Count how many lines of the data below contain the string "applications"; the reply should be that number alone.

══ Data supplied

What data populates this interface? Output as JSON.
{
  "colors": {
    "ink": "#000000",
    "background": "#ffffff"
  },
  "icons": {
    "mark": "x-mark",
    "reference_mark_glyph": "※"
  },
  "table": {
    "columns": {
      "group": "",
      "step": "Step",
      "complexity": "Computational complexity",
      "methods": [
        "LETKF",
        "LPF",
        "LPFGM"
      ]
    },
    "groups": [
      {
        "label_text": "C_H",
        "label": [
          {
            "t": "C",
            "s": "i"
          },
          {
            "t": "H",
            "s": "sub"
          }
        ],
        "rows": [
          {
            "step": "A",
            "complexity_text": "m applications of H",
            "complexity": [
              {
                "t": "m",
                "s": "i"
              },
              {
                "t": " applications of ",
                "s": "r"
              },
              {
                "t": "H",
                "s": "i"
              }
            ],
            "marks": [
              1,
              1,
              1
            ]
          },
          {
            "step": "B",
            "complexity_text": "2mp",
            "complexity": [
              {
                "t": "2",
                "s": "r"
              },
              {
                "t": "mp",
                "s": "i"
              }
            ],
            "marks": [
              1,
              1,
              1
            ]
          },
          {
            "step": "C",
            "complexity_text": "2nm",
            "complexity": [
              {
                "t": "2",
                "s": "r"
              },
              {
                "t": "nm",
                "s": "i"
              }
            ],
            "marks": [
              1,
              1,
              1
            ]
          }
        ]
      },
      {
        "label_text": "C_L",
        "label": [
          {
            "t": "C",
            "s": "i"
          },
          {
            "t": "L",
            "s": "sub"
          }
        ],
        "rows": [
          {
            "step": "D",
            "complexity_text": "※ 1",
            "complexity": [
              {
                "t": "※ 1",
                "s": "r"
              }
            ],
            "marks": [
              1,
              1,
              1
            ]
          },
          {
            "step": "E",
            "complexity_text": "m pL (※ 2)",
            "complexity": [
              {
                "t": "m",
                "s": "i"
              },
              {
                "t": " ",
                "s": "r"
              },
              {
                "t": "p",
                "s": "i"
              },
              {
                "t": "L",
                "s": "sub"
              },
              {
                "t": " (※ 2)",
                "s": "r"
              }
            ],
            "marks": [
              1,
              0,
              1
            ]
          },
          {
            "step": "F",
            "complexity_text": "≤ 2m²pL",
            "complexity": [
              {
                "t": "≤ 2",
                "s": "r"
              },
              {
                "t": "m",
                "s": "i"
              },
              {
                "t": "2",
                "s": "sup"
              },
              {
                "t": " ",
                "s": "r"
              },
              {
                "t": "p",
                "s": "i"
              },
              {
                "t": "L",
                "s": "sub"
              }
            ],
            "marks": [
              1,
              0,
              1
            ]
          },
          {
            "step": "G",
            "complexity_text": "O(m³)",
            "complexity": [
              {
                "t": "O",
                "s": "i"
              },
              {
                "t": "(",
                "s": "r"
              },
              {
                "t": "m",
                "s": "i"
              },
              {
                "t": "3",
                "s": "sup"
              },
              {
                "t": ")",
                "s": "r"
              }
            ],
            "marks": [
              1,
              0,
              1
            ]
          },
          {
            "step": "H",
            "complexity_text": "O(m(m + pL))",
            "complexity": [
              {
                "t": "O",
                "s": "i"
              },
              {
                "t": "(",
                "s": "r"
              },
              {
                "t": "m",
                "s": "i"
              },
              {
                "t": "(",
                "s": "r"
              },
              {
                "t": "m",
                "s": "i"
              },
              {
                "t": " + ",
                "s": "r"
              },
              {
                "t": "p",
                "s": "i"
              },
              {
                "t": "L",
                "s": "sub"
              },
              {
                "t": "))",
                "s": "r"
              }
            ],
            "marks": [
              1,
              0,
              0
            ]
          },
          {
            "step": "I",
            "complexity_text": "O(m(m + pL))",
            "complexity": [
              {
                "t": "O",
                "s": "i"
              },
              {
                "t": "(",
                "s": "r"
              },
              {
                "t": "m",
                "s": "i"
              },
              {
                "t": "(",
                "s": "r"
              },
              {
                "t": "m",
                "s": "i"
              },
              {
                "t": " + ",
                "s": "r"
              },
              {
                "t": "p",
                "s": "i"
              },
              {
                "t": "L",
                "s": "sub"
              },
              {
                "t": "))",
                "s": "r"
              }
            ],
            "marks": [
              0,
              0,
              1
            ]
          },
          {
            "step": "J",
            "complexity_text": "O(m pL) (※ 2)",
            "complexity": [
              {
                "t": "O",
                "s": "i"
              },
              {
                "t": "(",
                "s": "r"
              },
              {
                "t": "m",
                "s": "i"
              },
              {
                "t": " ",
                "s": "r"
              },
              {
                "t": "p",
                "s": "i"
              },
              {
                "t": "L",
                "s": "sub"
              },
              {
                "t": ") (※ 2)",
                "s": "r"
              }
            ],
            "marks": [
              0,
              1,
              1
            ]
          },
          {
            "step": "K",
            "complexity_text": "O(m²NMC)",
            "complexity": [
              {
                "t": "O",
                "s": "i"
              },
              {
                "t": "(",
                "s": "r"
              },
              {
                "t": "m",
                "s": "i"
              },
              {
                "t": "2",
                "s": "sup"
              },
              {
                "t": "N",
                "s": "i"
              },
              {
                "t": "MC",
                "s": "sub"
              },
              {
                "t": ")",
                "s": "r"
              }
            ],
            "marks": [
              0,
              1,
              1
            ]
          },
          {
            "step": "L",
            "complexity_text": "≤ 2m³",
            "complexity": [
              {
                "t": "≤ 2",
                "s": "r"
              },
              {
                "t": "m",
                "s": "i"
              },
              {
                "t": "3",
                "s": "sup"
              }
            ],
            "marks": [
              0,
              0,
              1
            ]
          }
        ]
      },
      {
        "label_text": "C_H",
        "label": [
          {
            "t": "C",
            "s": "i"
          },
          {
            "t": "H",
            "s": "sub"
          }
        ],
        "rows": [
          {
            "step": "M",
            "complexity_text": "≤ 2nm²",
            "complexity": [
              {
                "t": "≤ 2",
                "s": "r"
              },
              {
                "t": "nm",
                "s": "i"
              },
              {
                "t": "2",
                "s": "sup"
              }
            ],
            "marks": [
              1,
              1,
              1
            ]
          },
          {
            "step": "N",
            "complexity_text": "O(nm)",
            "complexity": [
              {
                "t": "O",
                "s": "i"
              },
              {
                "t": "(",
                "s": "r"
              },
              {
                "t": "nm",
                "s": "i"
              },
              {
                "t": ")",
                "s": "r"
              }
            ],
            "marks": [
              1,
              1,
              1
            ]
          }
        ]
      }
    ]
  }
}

════

• Solution to this task: 2